───── EXERCISE MATERIAL

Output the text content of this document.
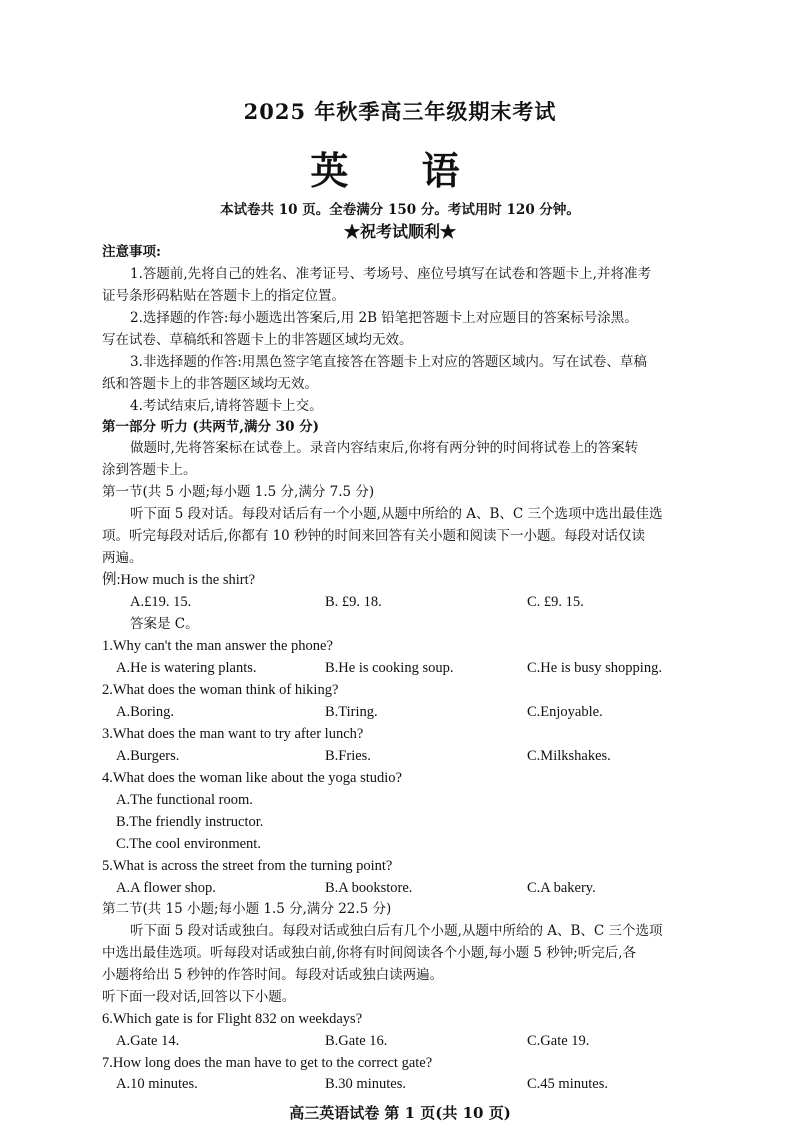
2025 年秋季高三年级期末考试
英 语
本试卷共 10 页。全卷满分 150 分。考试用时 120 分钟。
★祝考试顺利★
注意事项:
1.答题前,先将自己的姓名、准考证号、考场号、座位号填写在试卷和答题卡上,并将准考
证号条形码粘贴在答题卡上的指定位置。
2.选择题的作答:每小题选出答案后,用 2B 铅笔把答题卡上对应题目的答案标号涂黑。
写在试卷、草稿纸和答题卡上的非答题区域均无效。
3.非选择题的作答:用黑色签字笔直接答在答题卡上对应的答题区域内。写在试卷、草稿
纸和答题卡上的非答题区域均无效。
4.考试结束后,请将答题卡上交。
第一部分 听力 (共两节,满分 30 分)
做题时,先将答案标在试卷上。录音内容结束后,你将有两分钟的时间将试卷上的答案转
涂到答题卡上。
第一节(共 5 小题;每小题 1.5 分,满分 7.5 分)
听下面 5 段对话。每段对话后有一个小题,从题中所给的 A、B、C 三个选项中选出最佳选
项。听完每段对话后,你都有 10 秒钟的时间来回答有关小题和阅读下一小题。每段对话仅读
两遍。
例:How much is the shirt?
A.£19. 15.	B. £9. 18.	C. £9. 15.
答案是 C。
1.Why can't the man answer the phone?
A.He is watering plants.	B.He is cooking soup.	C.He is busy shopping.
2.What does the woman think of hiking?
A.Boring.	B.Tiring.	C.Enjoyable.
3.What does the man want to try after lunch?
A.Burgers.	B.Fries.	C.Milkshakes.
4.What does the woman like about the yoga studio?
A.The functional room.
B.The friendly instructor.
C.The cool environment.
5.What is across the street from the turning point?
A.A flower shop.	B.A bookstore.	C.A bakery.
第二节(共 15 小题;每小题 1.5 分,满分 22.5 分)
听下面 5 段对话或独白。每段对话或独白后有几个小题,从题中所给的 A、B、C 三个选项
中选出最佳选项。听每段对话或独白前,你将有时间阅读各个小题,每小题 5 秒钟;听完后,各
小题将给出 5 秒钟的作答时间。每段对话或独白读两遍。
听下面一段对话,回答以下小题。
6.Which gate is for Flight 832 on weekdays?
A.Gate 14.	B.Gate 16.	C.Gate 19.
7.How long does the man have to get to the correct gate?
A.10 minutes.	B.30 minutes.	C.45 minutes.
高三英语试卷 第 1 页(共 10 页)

──────────
───── EXERCISE MATERIAL

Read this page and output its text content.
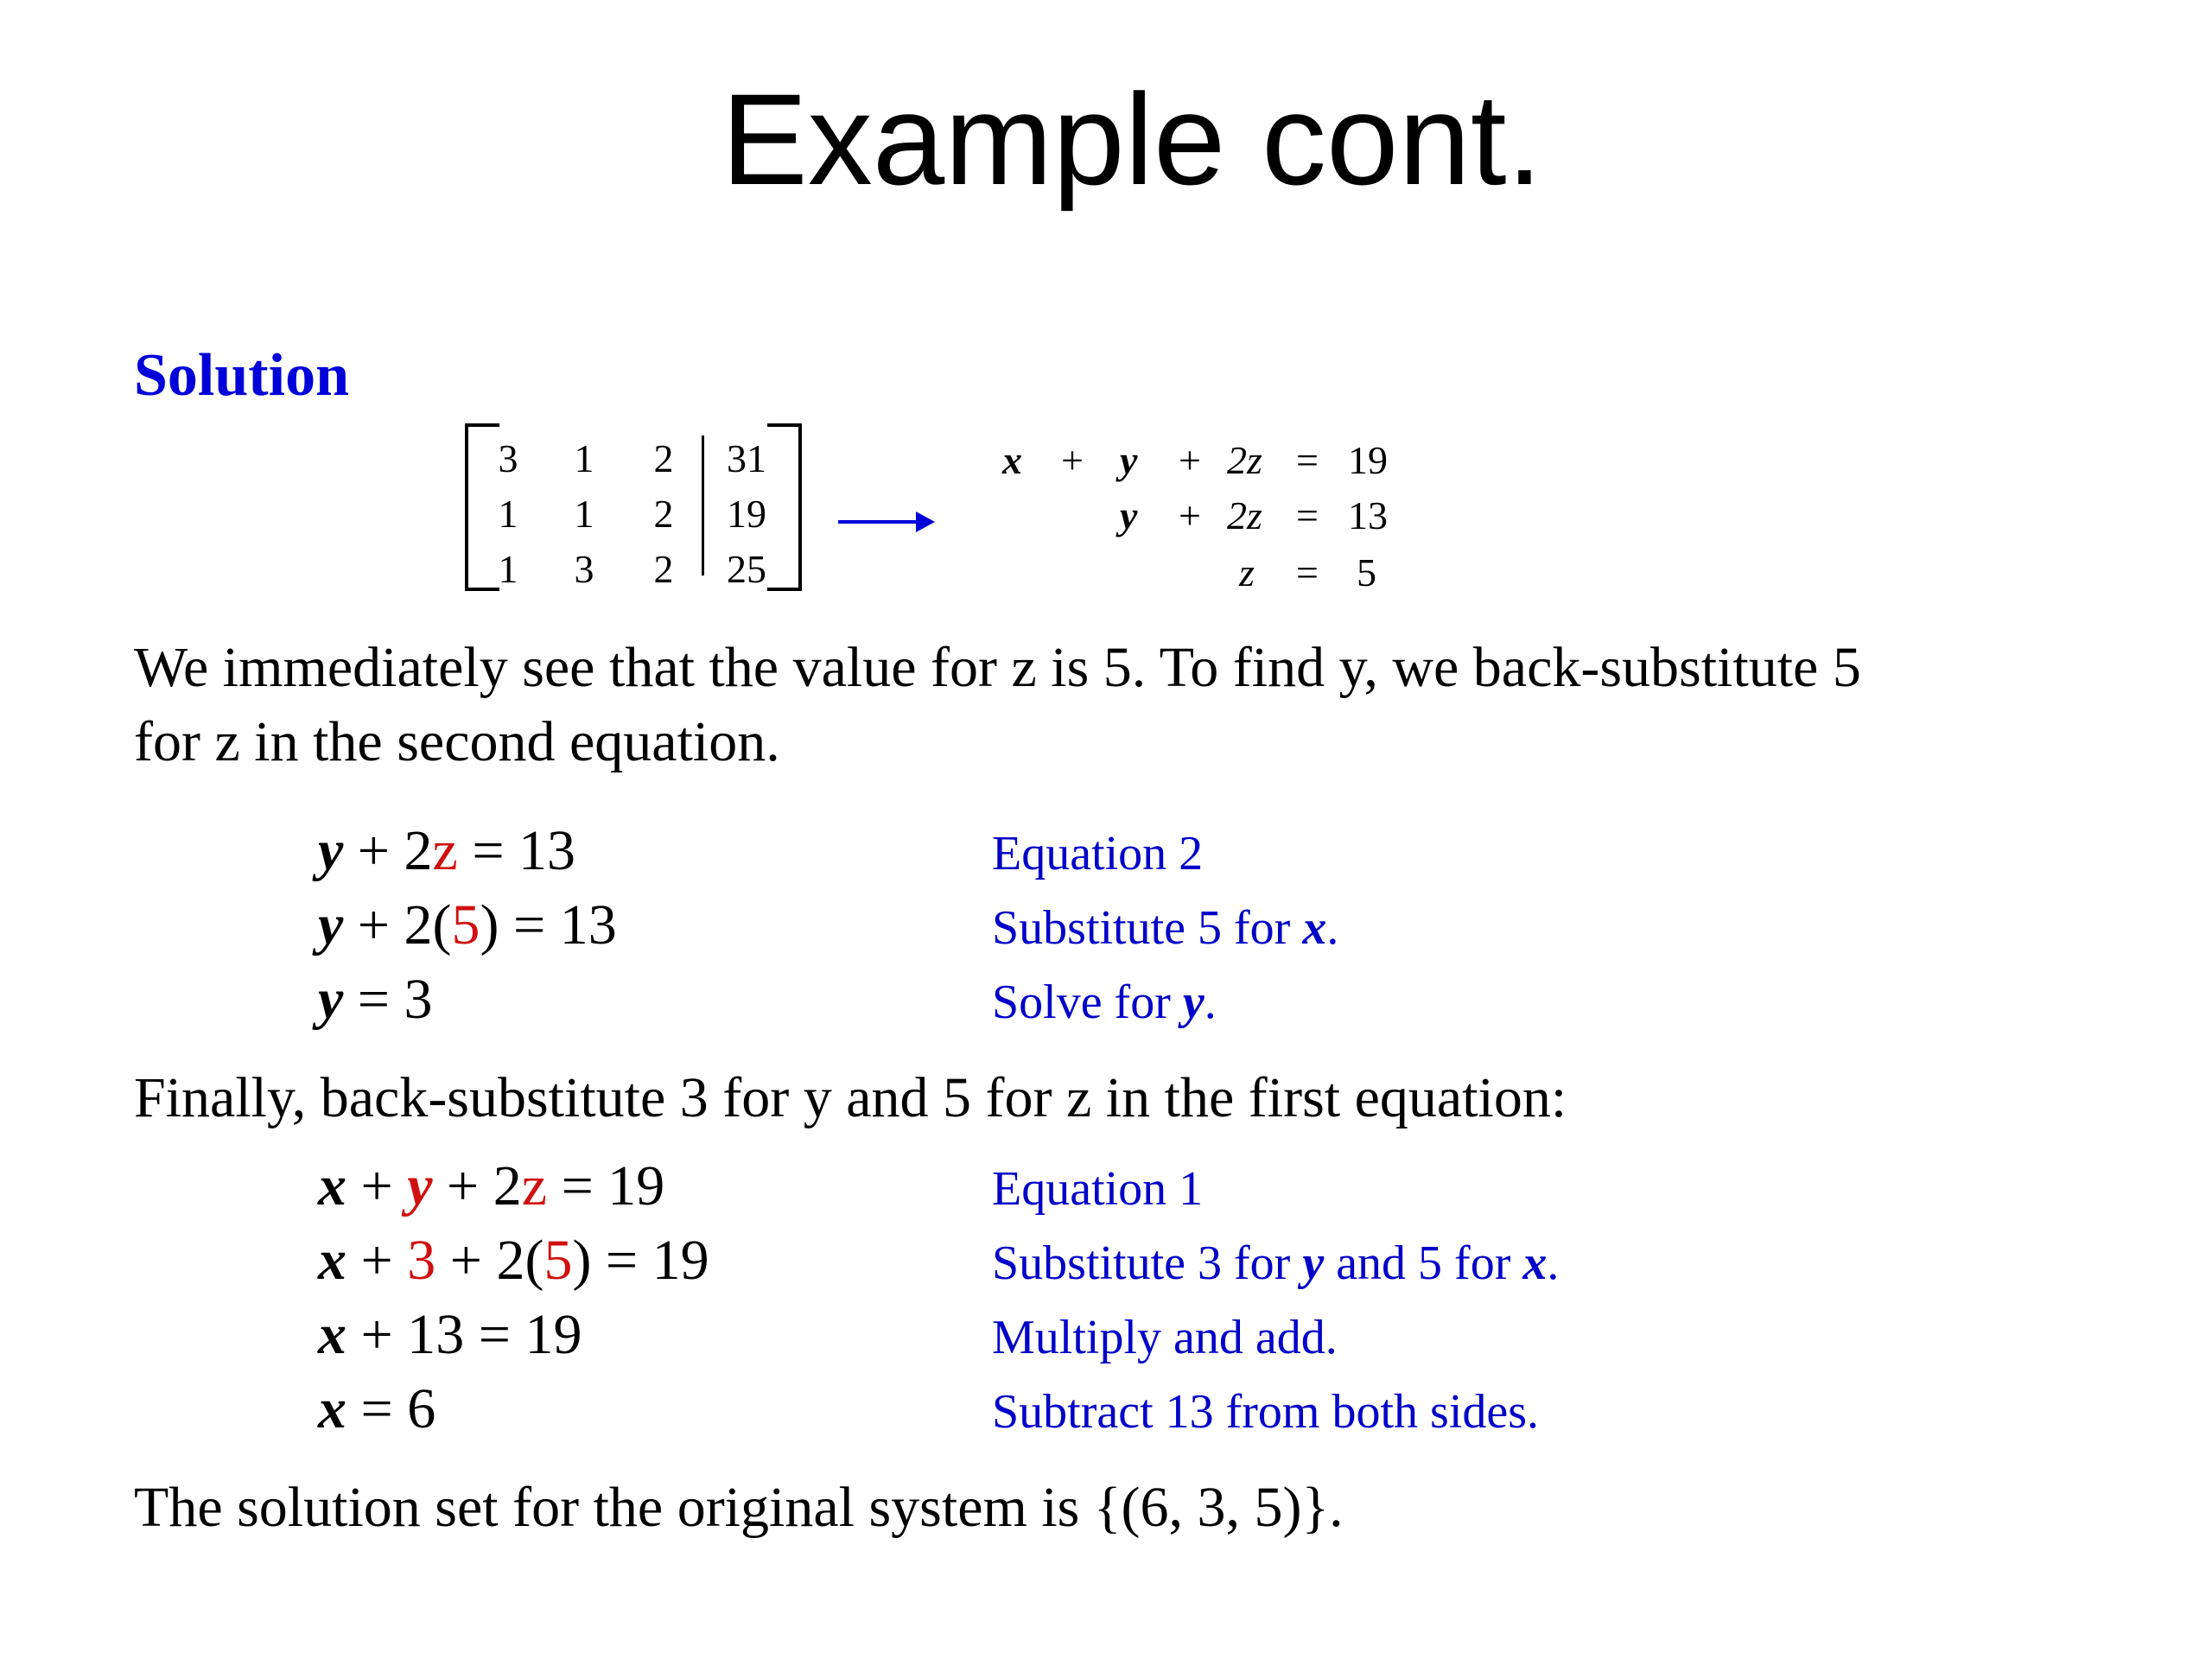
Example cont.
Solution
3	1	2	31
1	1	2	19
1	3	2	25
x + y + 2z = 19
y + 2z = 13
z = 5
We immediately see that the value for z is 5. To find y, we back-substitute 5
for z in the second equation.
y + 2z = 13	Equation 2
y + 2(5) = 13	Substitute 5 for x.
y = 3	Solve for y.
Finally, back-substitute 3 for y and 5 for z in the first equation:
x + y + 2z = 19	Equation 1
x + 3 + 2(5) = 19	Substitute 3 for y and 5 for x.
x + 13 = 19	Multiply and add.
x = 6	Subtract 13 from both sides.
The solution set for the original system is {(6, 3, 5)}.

──────────
───── EXERCISE MATERIAL

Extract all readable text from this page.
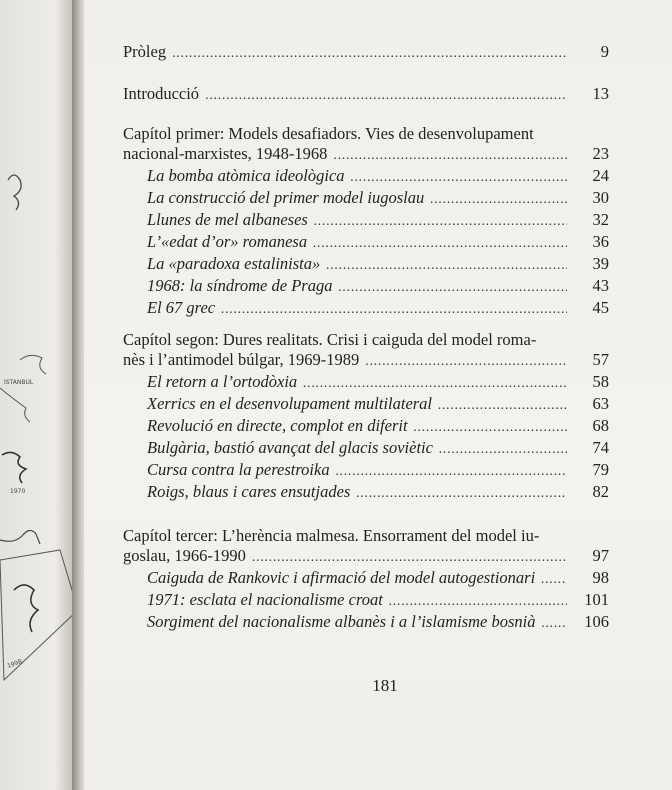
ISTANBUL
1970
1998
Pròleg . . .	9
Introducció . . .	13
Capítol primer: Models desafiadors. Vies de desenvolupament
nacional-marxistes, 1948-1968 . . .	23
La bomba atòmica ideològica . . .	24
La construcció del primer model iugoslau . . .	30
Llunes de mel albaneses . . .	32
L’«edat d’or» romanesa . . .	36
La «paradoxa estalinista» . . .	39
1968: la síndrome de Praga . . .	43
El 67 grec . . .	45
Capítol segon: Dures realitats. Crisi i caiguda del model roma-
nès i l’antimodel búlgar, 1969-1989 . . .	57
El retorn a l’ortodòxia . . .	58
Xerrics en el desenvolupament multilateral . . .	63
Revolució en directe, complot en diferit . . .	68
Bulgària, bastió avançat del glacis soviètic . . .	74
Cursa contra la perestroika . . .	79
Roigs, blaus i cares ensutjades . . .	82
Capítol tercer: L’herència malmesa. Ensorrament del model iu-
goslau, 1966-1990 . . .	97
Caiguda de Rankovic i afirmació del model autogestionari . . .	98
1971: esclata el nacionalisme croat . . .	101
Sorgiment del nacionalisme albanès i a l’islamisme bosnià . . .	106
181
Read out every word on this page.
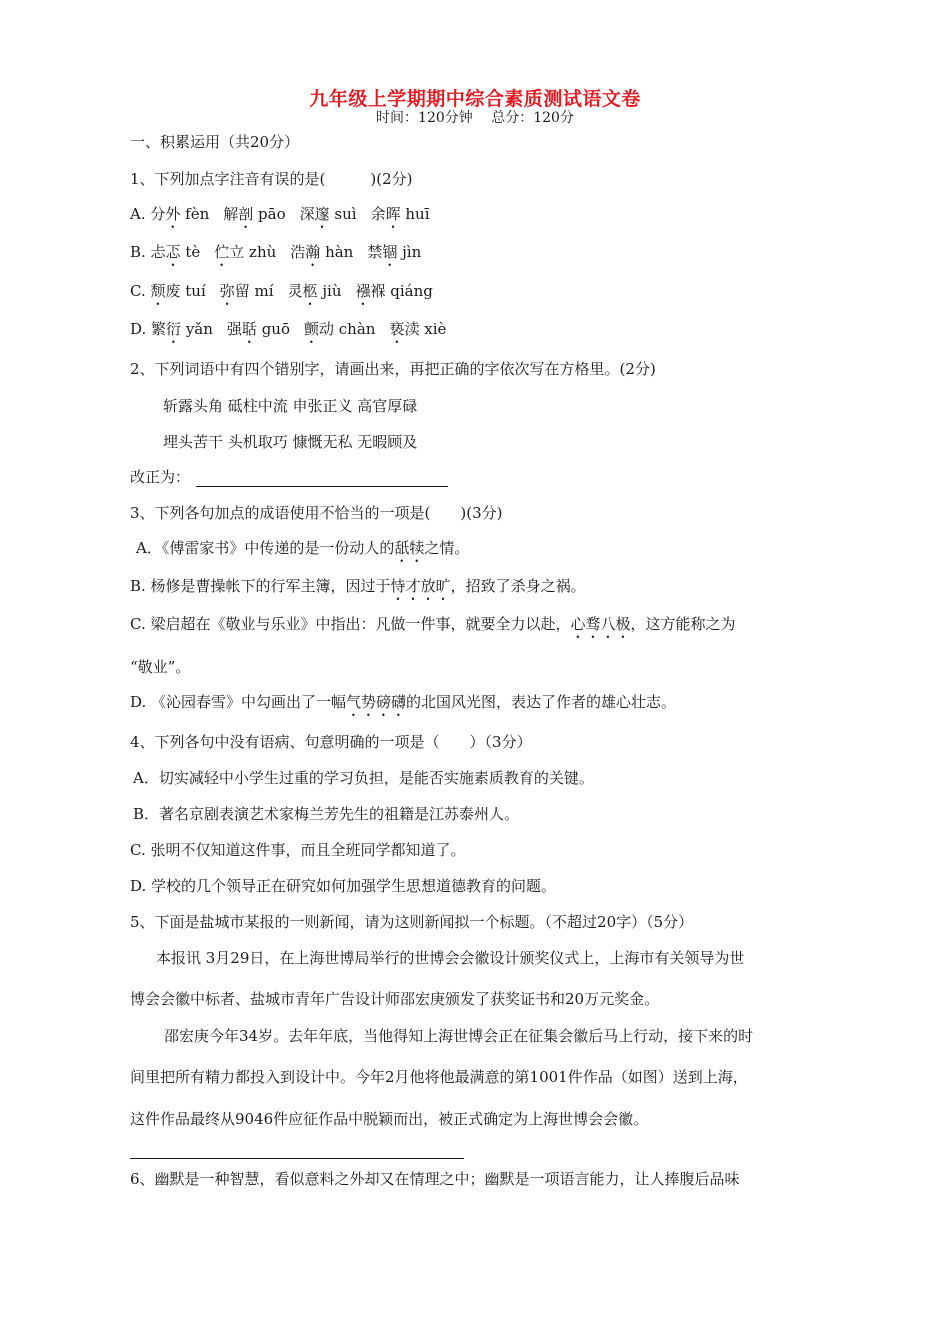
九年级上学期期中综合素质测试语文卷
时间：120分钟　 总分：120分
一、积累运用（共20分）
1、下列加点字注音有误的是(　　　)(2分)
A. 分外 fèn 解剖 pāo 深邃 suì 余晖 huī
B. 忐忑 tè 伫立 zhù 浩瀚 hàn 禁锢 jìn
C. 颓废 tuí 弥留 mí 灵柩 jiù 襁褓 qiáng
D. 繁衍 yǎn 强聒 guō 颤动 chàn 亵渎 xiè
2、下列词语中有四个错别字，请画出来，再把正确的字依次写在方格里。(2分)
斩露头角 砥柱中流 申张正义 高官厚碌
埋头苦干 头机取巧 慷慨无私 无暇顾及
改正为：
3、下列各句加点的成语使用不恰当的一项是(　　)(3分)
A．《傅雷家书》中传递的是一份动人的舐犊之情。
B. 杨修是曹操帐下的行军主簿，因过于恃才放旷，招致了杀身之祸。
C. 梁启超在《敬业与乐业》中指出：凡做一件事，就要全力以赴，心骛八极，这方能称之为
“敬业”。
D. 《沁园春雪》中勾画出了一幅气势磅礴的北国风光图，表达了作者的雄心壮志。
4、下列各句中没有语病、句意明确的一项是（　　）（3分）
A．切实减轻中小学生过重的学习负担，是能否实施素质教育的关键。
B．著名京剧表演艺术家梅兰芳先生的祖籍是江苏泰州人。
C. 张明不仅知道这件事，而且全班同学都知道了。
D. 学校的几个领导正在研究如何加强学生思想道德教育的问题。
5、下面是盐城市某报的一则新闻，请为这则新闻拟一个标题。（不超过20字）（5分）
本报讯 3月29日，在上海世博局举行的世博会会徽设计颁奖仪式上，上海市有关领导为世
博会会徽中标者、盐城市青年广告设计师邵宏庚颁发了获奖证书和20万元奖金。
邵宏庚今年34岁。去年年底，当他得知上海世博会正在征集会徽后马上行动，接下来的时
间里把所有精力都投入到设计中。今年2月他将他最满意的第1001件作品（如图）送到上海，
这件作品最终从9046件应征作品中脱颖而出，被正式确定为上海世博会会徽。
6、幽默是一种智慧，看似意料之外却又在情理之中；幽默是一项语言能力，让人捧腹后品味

──────────

TASK OBJECTIVE —
Copy out all lines above that include the string "text".

EXERCISE OUTPUT —
Output the text content of this document.
Read this page and output its text content.
Extract all readable text from this page.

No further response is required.